WRITTEN TASK:
Do not carry the pictures over; copy every other part of the entries exactly.
☆ ☆ ☆ ☆
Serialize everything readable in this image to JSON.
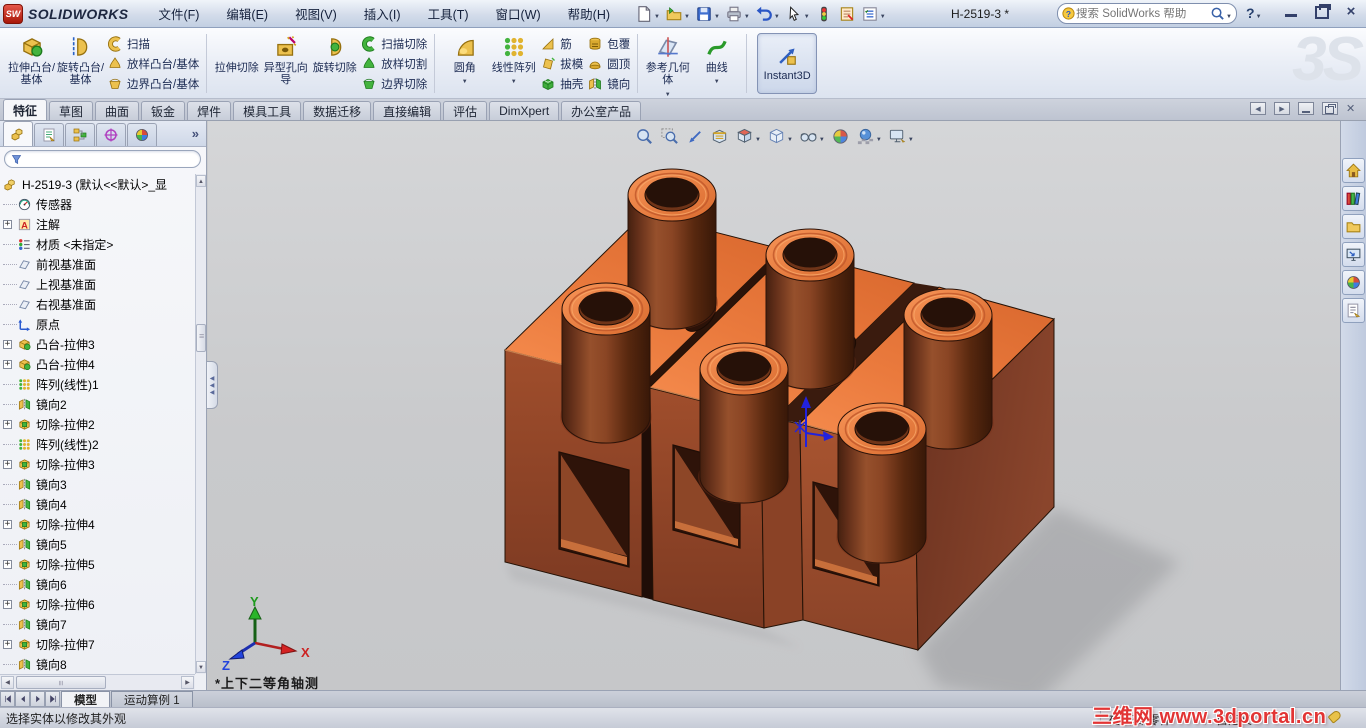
{
  "window": {
    "app_logo": "SOLIDWORKS",
    "logo_badge": "SW",
    "title": "H-2519-3 *",
    "search_placeholder": "搜索 SolidWorks 帮助",
    "help_label": "?"
  },
  "menus": [
    "文件(F)",
    "编辑(E)",
    "视图(V)",
    "插入(I)",
    "工具(T)",
    "窗口(W)",
    "帮助(H)"
  ],
  "quick_toolbar": [
    {
      "icon": "new-document-icon",
      "dropdown": true
    },
    {
      "icon": "open-icon",
      "dropdown": true
    },
    {
      "icon": "save-icon",
      "dropdown": true
    },
    {
      "icon": "print-icon",
      "dropdown": true
    },
    {
      "icon": "undo-icon",
      "dropdown": true
    },
    {
      "icon": "select-icon",
      "dropdown": true
    },
    {
      "icon": "traffic-light-icon",
      "dropdown": false
    },
    {
      "icon": "rebuild-icon",
      "dropdown": false
    },
    {
      "icon": "options-icon",
      "dropdown": true
    }
  ],
  "ribbon": {
    "g1": {
      "b1": "拉伸凸台/基体",
      "b2": "旋转凸台/基体",
      "s1": "扫描",
      "s2": "放样凸台/基体",
      "s3": "边界凸台/基体"
    },
    "g2": {
      "b1": "拉伸切除",
      "b2": "异型孔向导",
      "b3": "旋转切除",
      "s1": "扫描切除",
      "s2": "放样切割",
      "s3": "边界切除"
    },
    "g3": {
      "b1": "圆角",
      "b2": "线性阵列",
      "s1": "筋",
      "s2": "拔模",
      "s3": "抽壳",
      "s4": "包覆",
      "s5": "圆顶",
      "s6": "镜向"
    },
    "g4": {
      "b1": "参考几何体",
      "b2": "曲线"
    },
    "instant3d": "Instant3D",
    "watermark": "3S"
  },
  "command_tabs": [
    "特征",
    "草图",
    "曲面",
    "钣金",
    "焊件",
    "模具工具",
    "数据迁移",
    "直接编辑",
    "评估",
    "DimXpert",
    "办公室产品"
  ],
  "command_tabs_active": 0,
  "panel_tabs": [
    "featuremanager-icon",
    "propertymanager-icon",
    "configurations-icon",
    "dimxpert-icon",
    "displaymanager-icon"
  ],
  "feature_tree": {
    "root": "H-2519-3  (默认<<默认>_显",
    "items": [
      {
        "label": "传感器",
        "icon": "sensors-icon",
        "exp": false
      },
      {
        "label": "注解",
        "icon": "annotations-icon",
        "exp": true
      },
      {
        "label": "材质 <未指定>",
        "icon": "material-icon",
        "exp": false
      },
      {
        "label": "前视基准面",
        "icon": "plane-icon",
        "exp": false
      },
      {
        "label": "上视基准面",
        "icon": "plane-icon",
        "exp": false
      },
      {
        "label": "右视基准面",
        "icon": "plane-icon",
        "exp": false
      },
      {
        "label": "原点",
        "icon": "origin-icon",
        "exp": false
      },
      {
        "label": "凸台-拉伸3",
        "icon": "boss-extrude-icon",
        "exp": true
      },
      {
        "label": "凸台-拉伸4",
        "icon": "boss-extrude-icon",
        "exp": true
      },
      {
        "label": "阵列(线性)1",
        "icon": "linear-pattern-icon",
        "exp": false
      },
      {
        "label": "镜向2",
        "icon": "mirror-icon",
        "exp": false
      },
      {
        "label": "切除-拉伸2",
        "icon": "cut-extrude-icon",
        "exp": true
      },
      {
        "label": "阵列(线性)2",
        "icon": "linear-pattern-icon",
        "exp": false
      },
      {
        "label": "切除-拉伸3",
        "icon": "cut-extrude-icon",
        "exp": true
      },
      {
        "label": "镜向3",
        "icon": "mirror-icon",
        "exp": false
      },
      {
        "label": "镜向4",
        "icon": "mirror-icon",
        "exp": false
      },
      {
        "label": "切除-拉伸4",
        "icon": "cut-extrude-icon",
        "exp": true
      },
      {
        "label": "镜向5",
        "icon": "mirror-icon",
        "exp": false
      },
      {
        "label": "切除-拉伸5",
        "icon": "cut-extrude-icon",
        "exp": true
      },
      {
        "label": "镜向6",
        "icon": "mirror-icon",
        "exp": false
      },
      {
        "label": "切除-拉伸6",
        "icon": "cut-extrude-icon",
        "exp": true
      },
      {
        "label": "镜向7",
        "icon": "mirror-icon",
        "exp": false
      },
      {
        "label": "切除-拉伸7",
        "icon": "cut-extrude-icon",
        "exp": true
      },
      {
        "label": "镜向8",
        "icon": "mirror-icon",
        "exp": false
      }
    ]
  },
  "headsup": [
    {
      "icon": "zoom-fit-icon",
      "dropdown": false
    },
    {
      "icon": "zoom-area-icon",
      "dropdown": false
    },
    {
      "icon": "previous-view-icon",
      "dropdown": false
    },
    {
      "icon": "section-view-icon",
      "dropdown": false
    },
    {
      "icon": "view-orientation-icon",
      "dropdown": true
    },
    {
      "icon": "display-style-icon",
      "dropdown": true
    },
    {
      "icon": "hide-show-icon",
      "dropdown": true
    },
    {
      "icon": "edit-appearance-icon",
      "dropdown": false
    },
    {
      "icon": "apply-scene-icon",
      "dropdown": true
    },
    {
      "icon": "view-settings-icon",
      "dropdown": true
    }
  ],
  "taskpane": [
    "home-icon",
    "design-library-icon",
    "file-explorer-icon",
    "view-palette-icon",
    "appearances-icon",
    "custom-properties-icon"
  ],
  "viewport": {
    "view_label": "*上下二等角轴测",
    "triad_x": "X",
    "triad_y": "Y",
    "triad_z": "Z"
  },
  "bottom": {
    "doc_tabs": [
      {
        "label": "模型",
        "active": true
      },
      {
        "label": "运动算例 1",
        "active": false
      }
    ]
  },
  "statusbar": {
    "left": "选择实体以修改其外观",
    "editing": "在编辑 零件",
    "custom": "自定义",
    "watermark": "三维网 www.3dportal.cn"
  },
  "colors": {
    "model_top": "#ef7a3c",
    "model_front": "#94482a",
    "model_side": "#743622",
    "model_dark_recess": "#2e1309",
    "cylinder_body": "#7c3a1f",
    "viewport_background": "#cbccce",
    "origin_marker_blue": "#2222dd",
    "triad_x_red": "#cc2222",
    "triad_y_green": "#1c9a1c",
    "triad_z_blue": "#2244dd",
    "watermark_red": "#e23434",
    "titlebar_gradient": "#d3dcea",
    "ribbon_text": "#1b2a52"
  }
}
☆ ☆ ☆ ☆
EXERCISE OUTPUT:
Serialize everything readable in this image to JSON.
{
  "window": {
    "app_logo": "SOLIDWORKS",
    "logo_badge": "SW",
    "title": "H-2519-3 *",
    "search_placeholder": "搜索 SolidWorks 帮助",
    "help_label": "?"
  },
  "menus": [
    "文件(F)",
    "编辑(E)",
    "视图(V)",
    "插入(I)",
    "工具(T)",
    "窗口(W)",
    "帮助(H)"
  ],
  "quick_toolbar": [
    {
      "icon": "new-document-icon",
      "dropdown": true
    },
    {
      "icon": "open-icon",
      "dropdown": true
    },
    {
      "icon": "save-icon",
      "dropdown": true
    },
    {
      "icon": "print-icon",
      "dropdown": true
    },
    {
      "icon": "undo-icon",
      "dropdown": true
    },
    {
      "icon": "select-icon",
      "dropdown": true
    },
    {
      "icon": "traffic-light-icon",
      "dropdown": false
    },
    {
      "icon": "rebuild-icon",
      "dropdown": false
    },
    {
      "icon": "options-icon",
      "dropdown": true
    }
  ],
  "ribbon": {
    "g1": {
      "b1": "拉伸凸台/基体",
      "b2": "旋转凸台/基体",
      "s1": "扫描",
      "s2": "放样凸台/基体",
      "s3": "边界凸台/基体"
    },
    "g2": {
      "b1": "拉伸切除",
      "b2": "异型孔向导",
      "b3": "旋转切除",
      "s1": "扫描切除",
      "s2": "放样切割",
      "s3": "边界切除"
    },
    "g3": {
      "b1": "圆角",
      "b2": "线性阵列",
      "s1": "筋",
      "s2": "拔模",
      "s3": "抽壳",
      "s4": "包覆",
      "s5": "圆顶",
      "s6": "镜向"
    },
    "g4": {
      "b1": "参考几何体",
      "b2": "曲线"
    },
    "instant3d": "Instant3D",
    "watermark": "3S"
  },
  "command_tabs": [
    "特征",
    "草图",
    "曲面",
    "钣金",
    "焊件",
    "模具工具",
    "数据迁移",
    "直接编辑",
    "评估",
    "DimXpert",
    "办公室产品"
  ],
  "command_tabs_active": 0,
  "panel_tabs": [
    "featuremanager-icon",
    "propertymanager-icon",
    "configurations-icon",
    "dimxpert-icon",
    "displaymanager-icon"
  ],
  "feature_tree": {
    "root": "H-2519-3  (默认<<默认>_显",
    "items": [
      {
        "label": "传感器",
        "icon": "sensors-icon",
        "exp": false
      },
      {
        "label": "注解",
        "icon": "annotations-icon",
        "exp": true
      },
      {
        "label": "材质 <未指定>",
        "icon": "material-icon",
        "exp": false
      },
      {
        "label": "前视基准面",
        "icon": "plane-icon",
        "exp": false
      },
      {
        "label": "上视基准面",
        "icon": "plane-icon",
        "exp": false
      },
      {
        "label": "右视基准面",
        "icon": "plane-icon",
        "exp": false
      },
      {
        "label": "原点",
        "icon": "origin-icon",
        "exp": false
      },
      {
        "label": "凸台-拉伸3",
        "icon": "boss-extrude-icon",
        "exp": true
      },
      {
        "label": "凸台-拉伸4",
        "icon": "boss-extrude-icon",
        "exp": true
      },
      {
        "label": "阵列(线性)1",
        "icon": "linear-pattern-icon",
        "exp": false
      },
      {
        "label": "镜向2",
        "icon": "mirror-icon",
        "exp": false
      },
      {
        "label": "切除-拉伸2",
        "icon": "cut-extrude-icon",
        "exp": true
      },
      {
        "label": "阵列(线性)2",
        "icon": "linear-pattern-icon",
        "exp": false
      },
      {
        "label": "切除-拉伸3",
        "icon": "cut-extrude-icon",
        "exp": true
      },
      {
        "label": "镜向3",
        "icon": "mirror-icon",
        "exp": false
      },
      {
        "label": "镜向4",
        "icon": "mirror-icon",
        "exp": false
      },
      {
        "label": "切除-拉伸4",
        "icon": "cut-extrude-icon",
        "exp": true
      },
      {
        "label": "镜向5",
        "icon": "mirror-icon",
        "exp": false
      },
      {
        "label": "切除-拉伸5",
        "icon": "cut-extrude-icon",
        "exp": true
      },
      {
        "label": "镜向6",
        "icon": "mirror-icon",
        "exp": false
      },
      {
        "label": "切除-拉伸6",
        "icon": "cut-extrude-icon",
        "exp": true
      },
      {
        "label": "镜向7",
        "icon": "mirror-icon",
        "exp": false
      },
      {
        "label": "切除-拉伸7",
        "icon": "cut-extrude-icon",
        "exp": true
      },
      {
        "label": "镜向8",
        "icon": "mirror-icon",
        "exp": false
      }
    ]
  },
  "headsup": [
    {
      "icon": "zoom-fit-icon",
      "dropdown": false
    },
    {
      "icon": "zoom-area-icon",
      "dropdown": false
    },
    {
      "icon": "previous-view-icon",
      "dropdown": false
    },
    {
      "icon": "section-view-icon",
      "dropdown": false
    },
    {
      "icon": "view-orientation-icon",
      "dropdown": true
    },
    {
      "icon": "display-style-icon",
      "dropdown": true
    },
    {
      "icon": "hide-show-icon",
      "dropdown": true
    },
    {
      "icon": "edit-appearance-icon",
      "dropdown": false
    },
    {
      "icon": "apply-scene-icon",
      "dropdown": true
    },
    {
      "icon": "view-settings-icon",
      "dropdown": true
    }
  ],
  "taskpane": [
    "home-icon",
    "design-library-icon",
    "file-explorer-icon",
    "view-palette-icon",
    "appearances-icon",
    "custom-properties-icon"
  ],
  "viewport": {
    "view_label": "*上下二等角轴测",
    "triad_x": "X",
    "triad_y": "Y",
    "triad_z": "Z"
  },
  "bottom": {
    "doc_tabs": [
      {
        "label": "模型",
        "active": true
      },
      {
        "label": "运动算例 1",
        "active": false
      }
    ]
  },
  "statusbar": {
    "left": "选择实体以修改其外观",
    "editing": "在编辑 零件",
    "custom": "自定义",
    "watermark": "三维网 www.3dportal.cn"
  },
  "colors": {
    "model_top": "#ef7a3c",
    "model_front": "#94482a",
    "model_side": "#743622",
    "model_dark_recess": "#2e1309",
    "cylinder_body": "#7c3a1f",
    "viewport_background": "#cbccce",
    "origin_marker_blue": "#2222dd",
    "triad_x_red": "#cc2222",
    "triad_y_green": "#1c9a1c",
    "triad_z_blue": "#2244dd",
    "watermark_red": "#e23434",
    "titlebar_gradient": "#d3dcea",
    "ribbon_text": "#1b2a52"
  }
}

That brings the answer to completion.